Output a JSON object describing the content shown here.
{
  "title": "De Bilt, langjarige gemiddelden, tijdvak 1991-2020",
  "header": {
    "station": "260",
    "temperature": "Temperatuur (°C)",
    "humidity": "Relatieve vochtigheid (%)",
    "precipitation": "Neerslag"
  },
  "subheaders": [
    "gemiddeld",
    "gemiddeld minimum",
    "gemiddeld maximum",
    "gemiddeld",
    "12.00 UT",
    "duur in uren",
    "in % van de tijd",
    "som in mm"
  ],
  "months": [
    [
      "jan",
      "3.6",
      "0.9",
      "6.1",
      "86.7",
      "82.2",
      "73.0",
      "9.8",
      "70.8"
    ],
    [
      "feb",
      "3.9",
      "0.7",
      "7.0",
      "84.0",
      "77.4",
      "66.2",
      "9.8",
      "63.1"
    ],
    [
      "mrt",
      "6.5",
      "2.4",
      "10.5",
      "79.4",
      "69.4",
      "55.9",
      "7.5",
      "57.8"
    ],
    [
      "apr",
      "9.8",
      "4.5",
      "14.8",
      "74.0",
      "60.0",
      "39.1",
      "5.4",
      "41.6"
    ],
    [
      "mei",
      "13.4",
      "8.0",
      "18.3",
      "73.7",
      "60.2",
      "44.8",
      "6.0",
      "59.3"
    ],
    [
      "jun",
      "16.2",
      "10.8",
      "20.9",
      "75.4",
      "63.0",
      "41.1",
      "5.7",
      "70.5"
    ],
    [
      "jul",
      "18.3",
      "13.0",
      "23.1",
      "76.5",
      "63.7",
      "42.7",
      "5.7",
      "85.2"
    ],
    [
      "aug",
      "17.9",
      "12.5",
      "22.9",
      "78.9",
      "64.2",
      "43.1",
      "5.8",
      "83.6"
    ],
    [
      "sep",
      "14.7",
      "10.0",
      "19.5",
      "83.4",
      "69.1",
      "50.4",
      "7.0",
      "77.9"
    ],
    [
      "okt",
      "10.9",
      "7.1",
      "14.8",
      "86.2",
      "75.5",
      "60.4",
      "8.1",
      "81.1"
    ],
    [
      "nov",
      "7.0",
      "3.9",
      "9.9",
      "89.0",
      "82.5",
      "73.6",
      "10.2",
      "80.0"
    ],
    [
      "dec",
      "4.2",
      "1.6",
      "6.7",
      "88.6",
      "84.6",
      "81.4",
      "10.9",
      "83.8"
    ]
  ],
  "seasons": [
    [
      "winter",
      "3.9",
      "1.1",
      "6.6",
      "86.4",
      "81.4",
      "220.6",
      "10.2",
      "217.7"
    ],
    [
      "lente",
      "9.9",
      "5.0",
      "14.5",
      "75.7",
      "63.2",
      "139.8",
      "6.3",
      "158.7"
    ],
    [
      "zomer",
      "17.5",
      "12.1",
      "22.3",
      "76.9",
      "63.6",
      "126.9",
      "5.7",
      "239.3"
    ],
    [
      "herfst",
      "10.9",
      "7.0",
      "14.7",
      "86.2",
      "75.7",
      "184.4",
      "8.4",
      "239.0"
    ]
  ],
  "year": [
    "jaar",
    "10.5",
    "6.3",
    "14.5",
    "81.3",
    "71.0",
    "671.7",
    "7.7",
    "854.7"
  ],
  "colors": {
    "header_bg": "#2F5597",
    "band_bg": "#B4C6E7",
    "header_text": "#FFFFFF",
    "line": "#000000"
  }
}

┄┄┄┄┄┄┄┄┄┄┄┄┄┄┄┄┄┄┄┄

**Request:**
Quote all of the entries exactly as they appear.

**Answer:**
Output a JSON object describing the content shown here.
{
  "title": "De Bilt, langjarige gemiddelden, tijdvak 1991-2020",
  "header": {
    "station": "260",
    "temperature": "Temperatuur (°C)",
    "humidity": "Relatieve vochtigheid (%)",
    "precipitation": "Neerslag"
  },
  "subheaders": [
    "gemiddeld",
    "gemiddeld minimum",
    "gemiddeld maximum",
    "gemiddeld",
    "12.00 UT",
    "duur in uren",
    "in % van de tijd",
    "som in mm"
  ],
  "months": [
    [
      "jan",
      "3.6",
      "0.9",
      "6.1",
      "86.7",
      "82.2",
      "73.0",
      "9.8",
      "70.8"
    ],
    [
      "feb",
      "3.9",
      "0.7",
      "7.0",
      "84.0",
      "77.4",
      "66.2",
      "9.8",
      "63.1"
    ],
    [
      "mrt",
      "6.5",
      "2.4",
      "10.5",
      "79.4",
      "69.4",
      "55.9",
      "7.5",
      "57.8"
    ],
    [
      "apr",
      "9.8",
      "4.5",
      "14.8",
      "74.0",
      "60.0",
      "39.1",
      "5.4",
      "41.6"
    ],
    [
      "mei",
      "13.4",
      "8.0",
      "18.3",
      "73.7",
      "60.2",
      "44.8",
      "6.0",
      "59.3"
    ],
    [
      "jun",
      "16.2",
      "10.8",
      "20.9",
      "75.4",
      "63.0",
      "41.1",
      "5.7",
      "70.5"
    ],
    [
      "jul",
      "18.3",
      "13.0",
      "23.1",
      "76.5",
      "63.7",
      "42.7",
      "5.7",
      "85.2"
    ],
    [
      "aug",
      "17.9",
      "12.5",
      "22.9",
      "78.9",
      "64.2",
      "43.1",
      "5.8",
      "83.6"
    ],
    [
      "sep",
      "14.7",
      "10.0",
      "19.5",
      "83.4",
      "69.1",
      "50.4",
      "7.0",
      "77.9"
    ],
    [
      "okt",
      "10.9",
      "7.1",
      "14.8",
      "86.2",
      "75.5",
      "60.4",
      "8.1",
      "81.1"
    ],
    [
      "nov",
      "7.0",
      "3.9",
      "9.9",
      "89.0",
      "82.5",
      "73.6",
      "10.2",
      "80.0"
    ],
    [
      "dec",
      "4.2",
      "1.6",
      "6.7",
      "88.6",
      "84.6",
      "81.4",
      "10.9",
      "83.8"
    ]
  ],
  "seasons": [
    [
      "winter",
      "3.9",
      "1.1",
      "6.6",
      "86.4",
      "81.4",
      "220.6",
      "10.2",
      "217.7"
    ],
    [
      "lente",
      "9.9",
      "5.0",
      "14.5",
      "75.7",
      "63.2",
      "139.8",
      "6.3",
      "158.7"
    ],
    [
      "zomer",
      "17.5",
      "12.1",
      "22.3",
      "76.9",
      "63.6",
      "126.9",
      "5.7",
      "239.3"
    ],
    [
      "herfst",
      "10.9",
      "7.0",
      "14.7",
      "86.2",
      "75.7",
      "184.4",
      "8.4",
      "239.0"
    ]
  ],
  "year": [
    "jaar",
    "10.5",
    "6.3",
    "14.5",
    "81.3",
    "71.0",
    "671.7",
    "7.7",
    "854.7"
  ],
  "colors": {
    "header_bg": "#2F5597",
    "band_bg": "#B4C6E7",
    "header_text": "#FFFFFF",
    "line": "#000000"
  }
}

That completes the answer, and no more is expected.